:: Dataset

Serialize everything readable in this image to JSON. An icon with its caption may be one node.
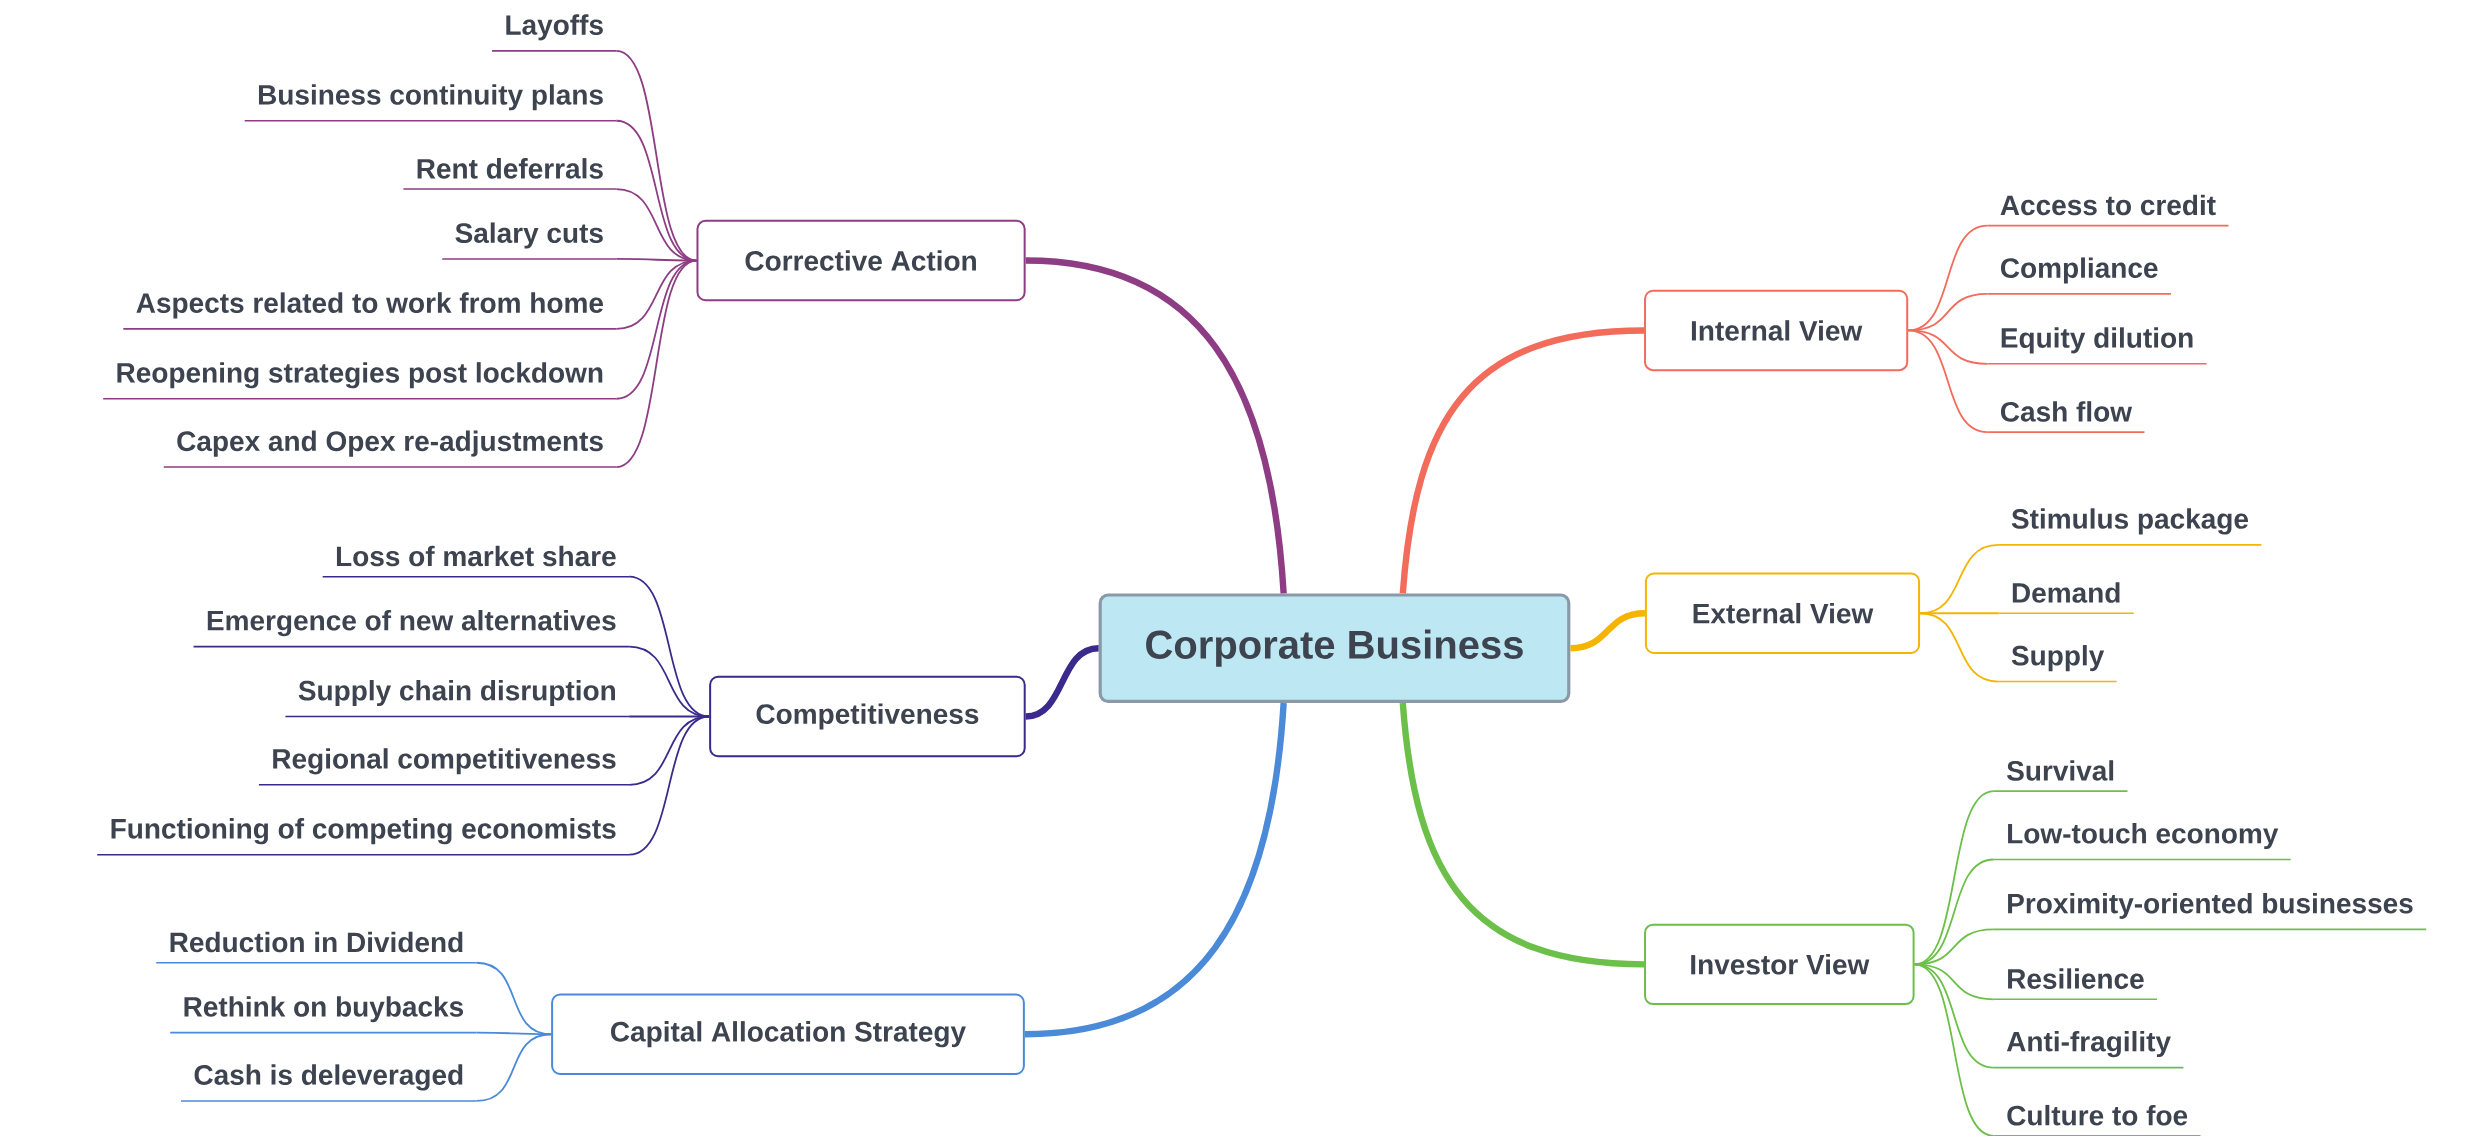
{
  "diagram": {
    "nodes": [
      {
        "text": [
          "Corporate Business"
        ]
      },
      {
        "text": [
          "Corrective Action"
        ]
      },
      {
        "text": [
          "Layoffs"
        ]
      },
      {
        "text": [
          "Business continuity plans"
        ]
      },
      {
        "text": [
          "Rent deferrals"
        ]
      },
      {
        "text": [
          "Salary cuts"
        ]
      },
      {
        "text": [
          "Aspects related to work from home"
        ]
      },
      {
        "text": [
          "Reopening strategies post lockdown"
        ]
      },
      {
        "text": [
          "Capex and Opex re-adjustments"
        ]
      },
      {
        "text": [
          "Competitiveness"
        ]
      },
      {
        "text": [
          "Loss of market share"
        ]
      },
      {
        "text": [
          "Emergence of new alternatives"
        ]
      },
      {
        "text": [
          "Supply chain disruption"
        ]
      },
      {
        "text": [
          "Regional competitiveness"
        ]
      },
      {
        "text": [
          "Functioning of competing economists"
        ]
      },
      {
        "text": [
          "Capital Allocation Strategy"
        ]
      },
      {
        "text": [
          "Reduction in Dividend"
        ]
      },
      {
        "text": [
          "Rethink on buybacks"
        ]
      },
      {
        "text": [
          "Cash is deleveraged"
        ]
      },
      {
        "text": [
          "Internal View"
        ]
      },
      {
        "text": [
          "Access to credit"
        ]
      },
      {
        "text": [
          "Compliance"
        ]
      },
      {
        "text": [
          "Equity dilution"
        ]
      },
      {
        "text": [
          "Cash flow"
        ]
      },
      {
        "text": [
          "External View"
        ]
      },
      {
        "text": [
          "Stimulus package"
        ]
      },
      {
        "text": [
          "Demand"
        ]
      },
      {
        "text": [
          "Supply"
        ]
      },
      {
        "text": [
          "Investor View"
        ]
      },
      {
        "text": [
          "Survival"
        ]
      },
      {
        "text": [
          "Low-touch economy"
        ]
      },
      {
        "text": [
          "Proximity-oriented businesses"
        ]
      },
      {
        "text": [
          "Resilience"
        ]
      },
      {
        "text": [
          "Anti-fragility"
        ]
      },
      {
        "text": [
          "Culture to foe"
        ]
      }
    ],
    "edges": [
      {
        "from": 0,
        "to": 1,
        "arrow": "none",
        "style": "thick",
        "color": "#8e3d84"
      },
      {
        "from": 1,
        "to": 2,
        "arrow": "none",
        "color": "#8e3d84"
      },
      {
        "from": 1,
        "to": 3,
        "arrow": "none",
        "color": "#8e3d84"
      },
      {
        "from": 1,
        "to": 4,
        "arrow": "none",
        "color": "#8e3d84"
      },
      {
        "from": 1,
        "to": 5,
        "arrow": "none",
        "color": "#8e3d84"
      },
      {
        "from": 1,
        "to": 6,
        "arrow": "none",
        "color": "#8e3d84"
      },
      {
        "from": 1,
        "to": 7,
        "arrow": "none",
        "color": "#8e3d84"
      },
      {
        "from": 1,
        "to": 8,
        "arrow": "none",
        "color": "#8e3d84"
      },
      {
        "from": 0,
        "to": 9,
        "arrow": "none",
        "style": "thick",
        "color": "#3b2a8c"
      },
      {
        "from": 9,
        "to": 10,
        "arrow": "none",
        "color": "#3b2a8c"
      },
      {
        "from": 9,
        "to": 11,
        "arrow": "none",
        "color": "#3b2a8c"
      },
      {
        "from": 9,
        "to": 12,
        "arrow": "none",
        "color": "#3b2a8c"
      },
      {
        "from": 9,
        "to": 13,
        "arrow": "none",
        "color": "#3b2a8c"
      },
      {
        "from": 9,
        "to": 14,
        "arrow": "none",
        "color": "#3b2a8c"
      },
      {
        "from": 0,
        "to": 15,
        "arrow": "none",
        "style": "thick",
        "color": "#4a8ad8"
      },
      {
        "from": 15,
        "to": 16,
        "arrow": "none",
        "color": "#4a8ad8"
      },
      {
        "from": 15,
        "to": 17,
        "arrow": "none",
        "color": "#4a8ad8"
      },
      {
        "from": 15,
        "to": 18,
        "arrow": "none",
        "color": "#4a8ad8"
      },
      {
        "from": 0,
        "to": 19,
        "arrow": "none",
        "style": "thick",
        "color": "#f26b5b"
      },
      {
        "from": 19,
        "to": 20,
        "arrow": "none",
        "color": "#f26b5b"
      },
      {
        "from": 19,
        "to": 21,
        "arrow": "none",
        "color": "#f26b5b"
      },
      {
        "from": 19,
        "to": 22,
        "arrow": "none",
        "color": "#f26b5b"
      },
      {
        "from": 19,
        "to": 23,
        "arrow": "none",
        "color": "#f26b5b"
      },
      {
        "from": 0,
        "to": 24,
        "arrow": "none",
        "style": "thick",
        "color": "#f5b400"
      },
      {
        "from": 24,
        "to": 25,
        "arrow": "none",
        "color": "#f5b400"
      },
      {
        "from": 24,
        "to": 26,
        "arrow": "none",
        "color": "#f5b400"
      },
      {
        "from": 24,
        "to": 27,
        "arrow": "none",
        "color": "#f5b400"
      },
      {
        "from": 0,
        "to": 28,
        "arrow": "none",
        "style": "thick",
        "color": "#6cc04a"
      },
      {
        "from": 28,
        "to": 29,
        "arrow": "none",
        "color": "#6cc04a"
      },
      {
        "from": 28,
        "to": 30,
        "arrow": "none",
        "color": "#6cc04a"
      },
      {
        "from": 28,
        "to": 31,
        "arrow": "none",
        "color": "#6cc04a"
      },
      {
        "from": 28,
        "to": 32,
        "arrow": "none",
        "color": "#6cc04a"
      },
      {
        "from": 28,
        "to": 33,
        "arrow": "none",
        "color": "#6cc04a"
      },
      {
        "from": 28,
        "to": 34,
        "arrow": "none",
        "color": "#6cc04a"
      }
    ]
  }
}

::::
:: Dataset

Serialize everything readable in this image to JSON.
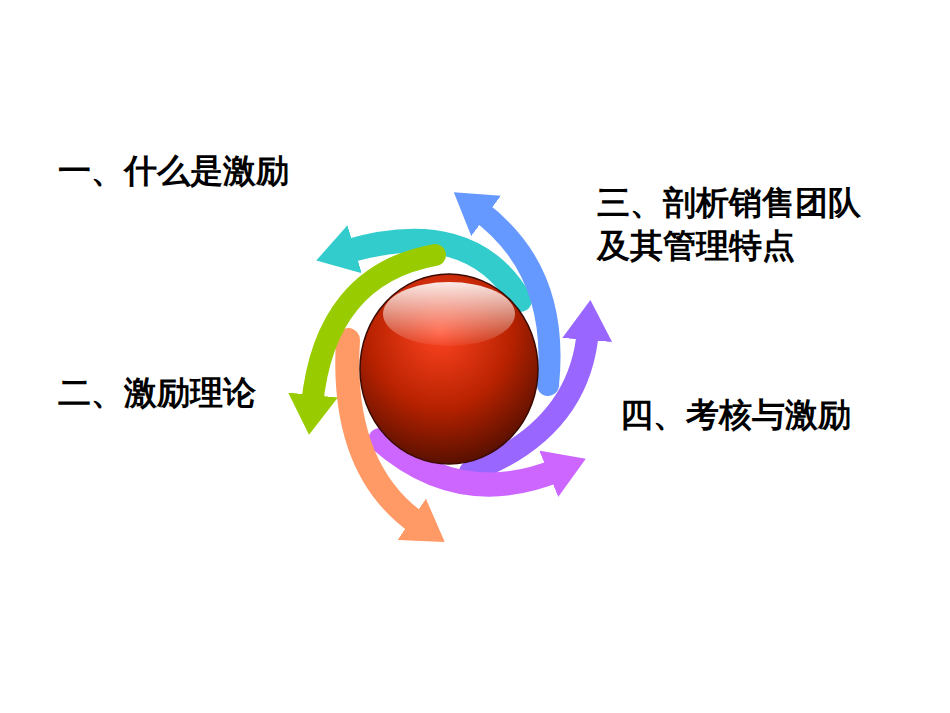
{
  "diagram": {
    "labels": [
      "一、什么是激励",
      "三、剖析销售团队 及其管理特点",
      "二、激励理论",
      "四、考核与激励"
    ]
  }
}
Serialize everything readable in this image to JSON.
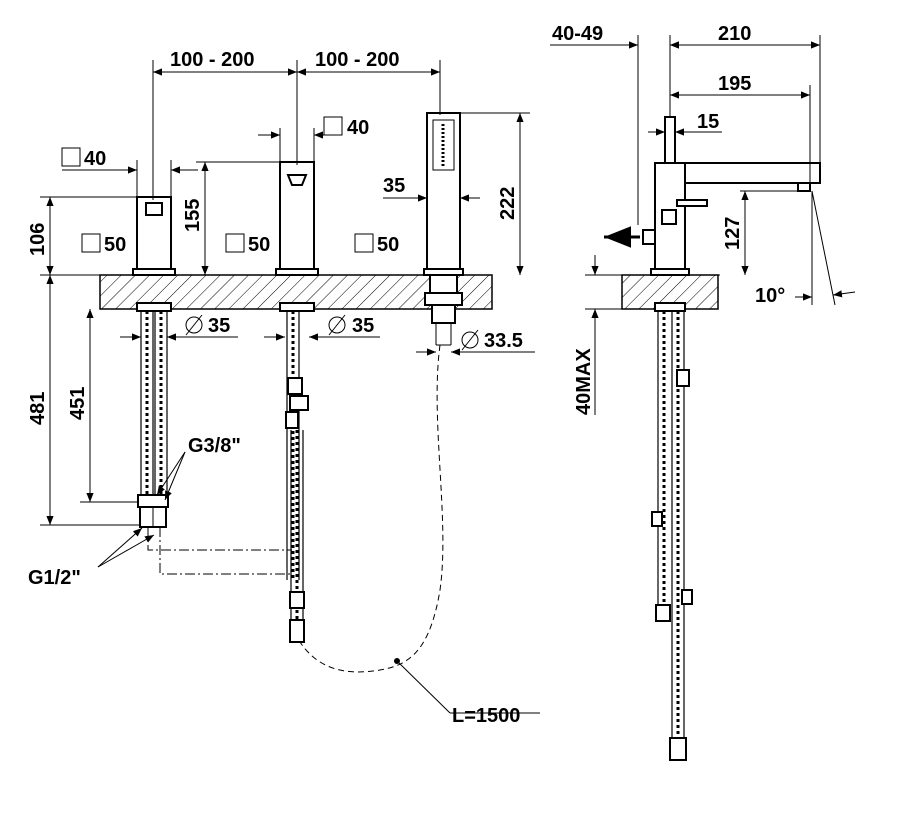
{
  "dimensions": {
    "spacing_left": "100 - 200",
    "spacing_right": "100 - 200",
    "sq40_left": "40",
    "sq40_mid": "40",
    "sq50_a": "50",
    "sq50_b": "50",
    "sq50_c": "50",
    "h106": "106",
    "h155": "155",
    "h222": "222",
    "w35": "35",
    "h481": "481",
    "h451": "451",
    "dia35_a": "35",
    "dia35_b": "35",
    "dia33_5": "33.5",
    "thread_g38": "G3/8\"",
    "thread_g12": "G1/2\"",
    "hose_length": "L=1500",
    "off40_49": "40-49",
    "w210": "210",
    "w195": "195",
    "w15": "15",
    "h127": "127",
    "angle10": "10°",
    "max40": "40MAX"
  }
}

::::

# Requirement
Copy each line holding the word "View" from the listing above.

# Task result
          "Internal View"
          "External View"
          "Investor View"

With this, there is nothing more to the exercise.